-- start Provided records --

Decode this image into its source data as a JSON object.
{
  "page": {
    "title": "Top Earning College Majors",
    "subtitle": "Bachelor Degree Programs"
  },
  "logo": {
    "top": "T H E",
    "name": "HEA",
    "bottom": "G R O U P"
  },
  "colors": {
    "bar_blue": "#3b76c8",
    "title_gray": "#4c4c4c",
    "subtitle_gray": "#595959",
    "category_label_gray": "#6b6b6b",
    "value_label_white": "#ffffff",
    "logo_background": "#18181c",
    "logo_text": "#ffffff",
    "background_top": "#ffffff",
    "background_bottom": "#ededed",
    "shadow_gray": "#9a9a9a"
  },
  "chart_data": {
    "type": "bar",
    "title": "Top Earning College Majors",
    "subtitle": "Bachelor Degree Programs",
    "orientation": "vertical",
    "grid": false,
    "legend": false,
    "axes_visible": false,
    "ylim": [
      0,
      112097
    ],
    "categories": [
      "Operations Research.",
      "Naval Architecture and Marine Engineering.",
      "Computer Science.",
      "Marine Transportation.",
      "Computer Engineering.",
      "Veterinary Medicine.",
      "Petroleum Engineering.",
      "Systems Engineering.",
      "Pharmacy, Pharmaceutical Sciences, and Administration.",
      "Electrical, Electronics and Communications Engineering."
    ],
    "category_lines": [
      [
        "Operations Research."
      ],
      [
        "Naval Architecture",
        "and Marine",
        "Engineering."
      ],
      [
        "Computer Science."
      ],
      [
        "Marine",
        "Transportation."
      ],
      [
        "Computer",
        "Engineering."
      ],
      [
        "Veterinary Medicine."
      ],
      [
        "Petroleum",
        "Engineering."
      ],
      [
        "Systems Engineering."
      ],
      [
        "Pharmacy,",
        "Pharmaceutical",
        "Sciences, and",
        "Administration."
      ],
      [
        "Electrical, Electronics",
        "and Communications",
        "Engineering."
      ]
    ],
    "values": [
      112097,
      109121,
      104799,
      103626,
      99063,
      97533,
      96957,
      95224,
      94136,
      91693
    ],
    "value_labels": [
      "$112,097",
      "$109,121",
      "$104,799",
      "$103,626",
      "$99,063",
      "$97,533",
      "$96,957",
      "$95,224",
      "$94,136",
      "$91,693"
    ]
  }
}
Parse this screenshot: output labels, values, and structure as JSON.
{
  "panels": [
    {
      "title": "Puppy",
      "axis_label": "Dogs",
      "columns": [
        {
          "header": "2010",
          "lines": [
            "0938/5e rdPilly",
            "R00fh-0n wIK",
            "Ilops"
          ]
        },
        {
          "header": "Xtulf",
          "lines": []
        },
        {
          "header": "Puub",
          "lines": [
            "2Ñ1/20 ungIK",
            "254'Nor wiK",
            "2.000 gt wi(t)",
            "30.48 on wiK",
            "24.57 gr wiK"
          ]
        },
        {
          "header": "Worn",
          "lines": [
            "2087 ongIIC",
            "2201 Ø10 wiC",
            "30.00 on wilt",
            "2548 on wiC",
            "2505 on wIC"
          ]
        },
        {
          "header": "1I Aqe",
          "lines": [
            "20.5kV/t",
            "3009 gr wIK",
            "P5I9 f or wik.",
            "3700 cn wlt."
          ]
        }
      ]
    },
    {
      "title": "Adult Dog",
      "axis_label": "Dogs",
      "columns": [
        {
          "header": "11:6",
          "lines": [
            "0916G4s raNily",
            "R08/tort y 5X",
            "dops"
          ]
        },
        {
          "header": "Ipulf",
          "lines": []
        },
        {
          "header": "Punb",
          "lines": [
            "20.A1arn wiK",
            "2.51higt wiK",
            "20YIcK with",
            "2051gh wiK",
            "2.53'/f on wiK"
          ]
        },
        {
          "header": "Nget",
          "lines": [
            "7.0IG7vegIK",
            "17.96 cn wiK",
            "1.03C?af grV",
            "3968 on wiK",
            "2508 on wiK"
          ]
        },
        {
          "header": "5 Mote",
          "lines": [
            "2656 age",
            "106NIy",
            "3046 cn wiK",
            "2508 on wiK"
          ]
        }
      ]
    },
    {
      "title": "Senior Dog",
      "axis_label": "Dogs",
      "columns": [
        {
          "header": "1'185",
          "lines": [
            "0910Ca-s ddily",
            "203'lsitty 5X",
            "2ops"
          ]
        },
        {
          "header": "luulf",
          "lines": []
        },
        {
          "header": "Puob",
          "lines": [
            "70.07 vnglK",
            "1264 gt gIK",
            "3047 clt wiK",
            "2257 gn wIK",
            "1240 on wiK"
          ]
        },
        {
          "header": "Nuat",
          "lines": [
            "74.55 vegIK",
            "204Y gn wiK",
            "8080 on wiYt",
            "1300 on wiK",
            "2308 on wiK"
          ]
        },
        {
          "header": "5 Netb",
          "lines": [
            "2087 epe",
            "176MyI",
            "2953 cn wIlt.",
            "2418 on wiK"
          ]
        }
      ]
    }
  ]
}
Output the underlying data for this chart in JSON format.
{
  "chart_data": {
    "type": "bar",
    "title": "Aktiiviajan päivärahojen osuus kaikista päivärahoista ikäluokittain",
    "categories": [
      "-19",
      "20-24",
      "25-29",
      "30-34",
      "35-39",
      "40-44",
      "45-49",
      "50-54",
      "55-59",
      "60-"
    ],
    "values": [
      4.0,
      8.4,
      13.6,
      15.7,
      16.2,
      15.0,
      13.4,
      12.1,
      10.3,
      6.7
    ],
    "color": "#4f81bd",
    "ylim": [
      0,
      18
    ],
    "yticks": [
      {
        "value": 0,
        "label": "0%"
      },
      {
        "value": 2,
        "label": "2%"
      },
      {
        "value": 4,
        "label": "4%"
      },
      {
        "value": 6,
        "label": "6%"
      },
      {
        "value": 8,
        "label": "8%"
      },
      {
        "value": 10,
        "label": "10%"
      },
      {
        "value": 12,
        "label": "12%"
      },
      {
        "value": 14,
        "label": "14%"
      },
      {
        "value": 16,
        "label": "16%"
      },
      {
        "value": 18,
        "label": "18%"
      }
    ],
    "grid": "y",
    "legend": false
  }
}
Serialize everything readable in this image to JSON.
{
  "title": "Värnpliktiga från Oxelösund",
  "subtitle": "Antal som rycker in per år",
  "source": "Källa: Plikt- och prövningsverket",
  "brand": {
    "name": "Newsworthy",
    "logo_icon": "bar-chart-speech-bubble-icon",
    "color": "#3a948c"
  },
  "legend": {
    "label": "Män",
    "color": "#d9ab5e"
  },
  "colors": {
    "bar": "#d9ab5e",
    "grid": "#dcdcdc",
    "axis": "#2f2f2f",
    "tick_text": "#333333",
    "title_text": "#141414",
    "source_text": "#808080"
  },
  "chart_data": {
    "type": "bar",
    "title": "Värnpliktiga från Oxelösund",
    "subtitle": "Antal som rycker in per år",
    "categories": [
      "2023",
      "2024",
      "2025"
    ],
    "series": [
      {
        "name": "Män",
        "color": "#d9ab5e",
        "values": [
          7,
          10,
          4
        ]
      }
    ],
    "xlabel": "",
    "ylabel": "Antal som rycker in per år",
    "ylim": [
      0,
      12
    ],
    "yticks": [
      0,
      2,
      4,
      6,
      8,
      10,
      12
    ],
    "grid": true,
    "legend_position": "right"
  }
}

-- end Provided records --

→ **Challenge**
Repeat the material from above exactly, word for word.

→ **Final answer**
Decode this image into its source data as a JSON object.
{
  "page": {
    "title": "Top Earning College Majors",
    "subtitle": "Bachelor Degree Programs"
  },
  "logo": {
    "top": "T H E",
    "name": "HEA",
    "bottom": "G R O U P"
  },
  "colors": {
    "bar_blue": "#3b76c8",
    "title_gray": "#4c4c4c",
    "subtitle_gray": "#595959",
    "category_label_gray": "#6b6b6b",
    "value_label_white": "#ffffff",
    "logo_background": "#18181c",
    "logo_text": "#ffffff",
    "background_top": "#ffffff",
    "background_bottom": "#ededed",
    "shadow_gray": "#9a9a9a"
  },
  "chart_data": {
    "type": "bar",
    "title": "Top Earning College Majors",
    "subtitle": "Bachelor Degree Programs",
    "orientation": "vertical",
    "grid": false,
    "legend": false,
    "axes_visible": false,
    "ylim": [
      0,
      112097
    ],
    "categories": [
      "Operations Research.",
      "Naval Architecture and Marine Engineering.",
      "Computer Science.",
      "Marine Transportation.",
      "Computer Engineering.",
      "Veterinary Medicine.",
      "Petroleum Engineering.",
      "Systems Engineering.",
      "Pharmacy, Pharmaceutical Sciences, and Administration.",
      "Electrical, Electronics and Communications Engineering."
    ],
    "category_lines": [
      [
        "Operations Research."
      ],
      [
        "Naval Architecture",
        "and Marine",
        "Engineering."
      ],
      [
        "Computer Science."
      ],
      [
        "Marine",
        "Transportation."
      ],
      [
        "Computer",
        "Engineering."
      ],
      [
        "Veterinary Medicine."
      ],
      [
        "Petroleum",
        "Engineering."
      ],
      [
        "Systems Engineering."
      ],
      [
        "Pharmacy,",
        "Pharmaceutical",
        "Sciences, and",
        "Administration."
      ],
      [
        "Electrical, Electronics",
        "and Communications",
        "Engineering."
      ]
    ],
    "values": [
      112097,
      109121,
      104799,
      103626,
      99063,
      97533,
      96957,
      95224,
      94136,
      91693
    ],
    "value_labels": [
      "$112,097",
      "$109,121",
      "$104,799",
      "$103,626",
      "$99,063",
      "$97,533",
      "$96,957",
      "$95,224",
      "$94,136",
      "$91,693"
    ]
  }
}
Parse this screenshot: output labels, values, and structure as JSON.
{
  "panels": [
    {
      "title": "Puppy",
      "axis_label": "Dogs",
      "columns": [
        {
          "header": "2010",
          "lines": [
            "0938/5e rdPilly",
            "R00fh-0n wIK",
            "Ilops"
          ]
        },
        {
          "header": "Xtulf",
          "lines": []
        },
        {
          "header": "Puub",
          "lines": [
            "2Ñ1/20 ungIK",
            "254'Nor wiK",
            "2.000 gt wi(t)",
            "30.48 on wiK",
            "24.57 gr wiK"
          ]
        },
        {
          "header": "Worn",
          "lines": [
            "2087 ongIIC",
            "2201 Ø10 wiC",
            "30.00 on wilt",
            "2548 on wiC",
            "2505 on wIC"
          ]
        },
        {
          "header": "1I Aqe",
          "lines": [
            "20.5kV/t",
            "3009 gr wIK",
            "P5I9 f or wik.",
            "3700 cn wlt."
          ]
        }
      ]
    },
    {
      "title": "Adult Dog",
      "axis_label": "Dogs",
      "columns": [
        {
          "header": "11:6",
          "lines": [
            "0916G4s raNily",
            "R08/tort y 5X",
            "dops"
          ]
        },
        {
          "header": "Ipulf",
          "lines": []
        },
        {
          "header": "Punb",
          "lines": [
            "20.A1arn wiK",
            "2.51higt wiK",
            "20YIcK with",
            "2051gh wiK",
            "2.53'/f on wiK"
          ]
        },
        {
          "header": "Nget",
          "lines": [
            "7.0IG7vegIK",
            "17.96 cn wiK",
            "1.03C?af grV",
            "3968 on wiK",
            "2508 on wiK"
          ]
        },
        {
          "header": "5 Mote",
          "lines": [
            "2656 age",
            "106NIy",
            "3046 cn wiK",
            "2508 on wiK"
          ]
        }
      ]
    },
    {
      "title": "Senior Dog",
      "axis_label": "Dogs",
      "columns": [
        {
          "header": "1'185",
          "lines": [
            "0910Ca-s ddily",
            "203'lsitty 5X",
            "2ops"
          ]
        },
        {
          "header": "luulf",
          "lines": []
        },
        {
          "header": "Puob",
          "lines": [
            "70.07 vnglK",
            "1264 gt gIK",
            "3047 clt wiK",
            "2257 gn wIK",
            "1240 on wiK"
          ]
        },
        {
          "header": "Nuat",
          "lines": [
            "74.55 vegIK",
            "204Y gn wiK",
            "8080 on wiYt",
            "1300 on wiK",
            "2308 on wiK"
          ]
        },
        {
          "header": "5 Netb",
          "lines": [
            "2087 epe",
            "176MyI",
            "2953 cn wIlt.",
            "2418 on wiK"
          ]
        }
      ]
    }
  ]
}
Output the underlying data for this chart in JSON format.
{
  "chart_data": {
    "type": "bar",
    "title": "Aktiiviajan päivärahojen osuus kaikista päivärahoista ikäluokittain",
    "categories": [
      "-19",
      "20-24",
      "25-29",
      "30-34",
      "35-39",
      "40-44",
      "45-49",
      "50-54",
      "55-59",
      "60-"
    ],
    "values": [
      4.0,
      8.4,
      13.6,
      15.7,
      16.2,
      15.0,
      13.4,
      12.1,
      10.3,
      6.7
    ],
    "color": "#4f81bd",
    "ylim": [
      0,
      18
    ],
    "yticks": [
      {
        "value": 0,
        "label": "0%"
      },
      {
        "value": 2,
        "label": "2%"
      },
      {
        "value": 4,
        "label": "4%"
      },
      {
        "value": 6,
        "label": "6%"
      },
      {
        "value": 8,
        "label": "8%"
      },
      {
        "value": 10,
        "label": "10%"
      },
      {
        "value": 12,
        "label": "12%"
      },
      {
        "value": 14,
        "label": "14%"
      },
      {
        "value": 16,
        "label": "16%"
      },
      {
        "value": 18,
        "label": "18%"
      }
    ],
    "grid": "y",
    "legend": false
  }
}
Serialize everything readable in this image to JSON.
{
  "title": "Värnpliktiga från Oxelösund",
  "subtitle": "Antal som rycker in per år",
  "source": "Källa: Plikt- och prövningsverket",
  "brand": {
    "name": "Newsworthy",
    "logo_icon": "bar-chart-speech-bubble-icon",
    "color": "#3a948c"
  },
  "legend": {
    "label": "Män",
    "color": "#d9ab5e"
  },
  "colors": {
    "bar": "#d9ab5e",
    "grid": "#dcdcdc",
    "axis": "#2f2f2f",
    "tick_text": "#333333",
    "title_text": "#141414",
    "source_text": "#808080"
  },
  "chart_data": {
    "type": "bar",
    "title": "Värnpliktiga från Oxelösund",
    "subtitle": "Antal som rycker in per år",
    "categories": [
      "2023",
      "2024",
      "2025"
    ],
    "series": [
      {
        "name": "Män",
        "color": "#d9ab5e",
        "values": [
          7,
          10,
          4
        ]
      }
    ],
    "xlabel": "",
    "ylabel": "Antal som rycker in per år",
    "ylim": [
      0,
      12
    ],
    "yticks": [
      0,
      2,
      4,
      6,
      8,
      10,
      12
    ],
    "grid": true,
    "legend_position": "right"
  }
}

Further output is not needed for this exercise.